__Task statement__
Read the listing and extract each line that includes the word "this".

__Input__

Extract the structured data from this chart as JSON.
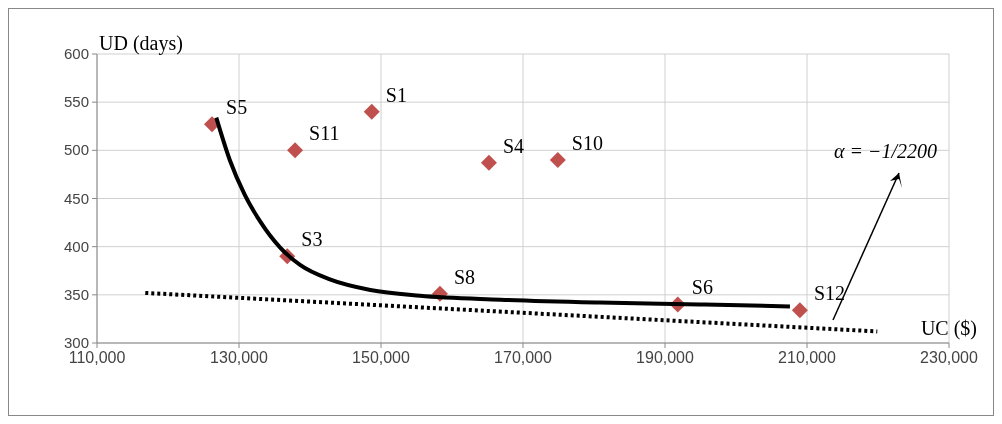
{
  "chart_data": {
    "type": "scatter",
    "xlabel": "UC ($)",
    "ylabel": "UD (days)",
    "xlim": [
      110000,
      230000
    ],
    "xticks": [
      {
        "value": 110000,
        "label": "110,000"
      },
      {
        "value": 130000,
        "label": "130,000"
      },
      {
        "value": 150000,
        "label": "150,000"
      },
      {
        "value": 170000,
        "label": "170,000"
      },
      {
        "value": 190000,
        "label": "190,000"
      },
      {
        "value": 210000,
        "label": "210,000"
      },
      {
        "value": 230000,
        "label": "230,000"
      }
    ],
    "ylim": [
      300,
      600
    ],
    "yticks": [
      300,
      350,
      400,
      450,
      500,
      550,
      600
    ],
    "grid": true,
    "series": [
      {
        "color": "#c0504d",
        "marker": "diamond",
        "x": [
          126200,
          137900,
          148700,
          165200,
          174900,
          136800,
          158300,
          191800,
          209000
        ],
        "values": [
          527,
          500,
          540,
          487,
          490,
          390,
          351,
          340,
          334
        ]
      },
      {
        "type": "line",
        "color": "#000000",
        "marker": "none",
        "line_style": "solid",
        "x": [
          126800,
          128700,
          130800,
          133000,
          135800,
          138600,
          142800,
          148500,
          155500,
          166800,
          180800,
          194900,
          207600
        ],
        "values": [
          534,
          490,
          454,
          426,
          399,
          381,
          366,
          355,
          349,
          345,
          342,
          340,
          338
        ]
      },
      {
        "type": "line",
        "color": "#000000",
        "marker": "none",
        "line_style": "dotted",
        "x": [
          116800,
          219900
        ],
        "values": [
          352,
          312
        ]
      }
    ],
    "annotations": [
      {
        "text": "S5",
        "x": 126200,
        "y": 527
      },
      {
        "text": "S11",
        "x": 137900,
        "y": 500
      },
      {
        "text": "S1",
        "x": 148700,
        "y": 540
      },
      {
        "text": "S4",
        "x": 165200,
        "y": 487
      },
      {
        "text": "S10",
        "x": 174900,
        "y": 490
      },
      {
        "text": "S3",
        "x": 136800,
        "y": 390
      },
      {
        "text": "S8",
        "x": 158300,
        "y": 351
      },
      {
        "text": "S6",
        "x": 191800,
        "y": 340
      },
      {
        "text": "S12",
        "x": 209000,
        "y": 334
      },
      "α = −1/2200"
    ]
  }
}
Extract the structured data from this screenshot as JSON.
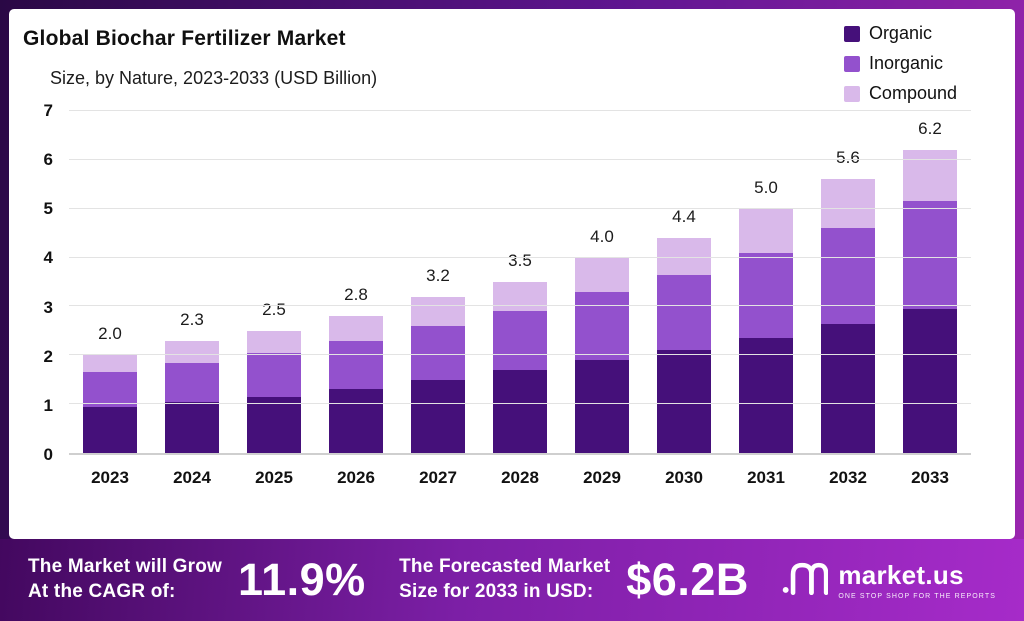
{
  "chart_data": {
    "type": "bar",
    "stacked": true,
    "title": "Global Biochar Fertilizer Market",
    "subtitle": "Size, by Nature, 2023-2033 (USD Billion)",
    "categories": [
      "2023",
      "2024",
      "2025",
      "2026",
      "2027",
      "2028",
      "2029",
      "2030",
      "2031",
      "2032",
      "2033"
    ],
    "series": [
      {
        "name": "Organic",
        "color": "#45107a",
        "values": [
          0.95,
          1.05,
          1.15,
          1.3,
          1.5,
          1.7,
          1.9,
          2.1,
          2.35,
          2.65,
          2.95
        ]
      },
      {
        "name": "Inorganic",
        "color": "#9351cd",
        "values": [
          0.7,
          0.8,
          0.9,
          1.0,
          1.1,
          1.2,
          1.4,
          1.55,
          1.75,
          1.95,
          2.2
        ]
      },
      {
        "name": "Compound",
        "color": "#d9b9ea",
        "values": [
          0.35,
          0.45,
          0.45,
          0.5,
          0.6,
          0.6,
          0.7,
          0.75,
          0.9,
          1.0,
          1.05
        ]
      }
    ],
    "totals": [
      "2.0",
      "2.3",
      "2.5",
      "2.8",
      "3.2",
      "3.5",
      "4.0",
      "4.4",
      "5.0",
      "5.6",
      "6.2"
    ],
    "ylim": [
      0,
      7
    ],
    "yticks": [
      "0",
      "1",
      "2",
      "3",
      "4",
      "5",
      "6",
      "7"
    ],
    "grid": "horizontal",
    "legend_position": "top-right"
  },
  "banner": {
    "cagr_line1": "The Market will Grow",
    "cagr_line2": "At the CAGR of:",
    "cagr_value": "11.9%",
    "forecast_line1": "The Forecasted Market",
    "forecast_line2": "Size for 2033 in USD:",
    "forecast_value": "$6.2B",
    "logo_text": "market.us",
    "logo_tagline": "ONE STOP SHOP FOR THE REPORTS"
  }
}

__Full solution__
Extract the structured data from this chart as JSON.
Extract the structured data from this screenshot as JSON.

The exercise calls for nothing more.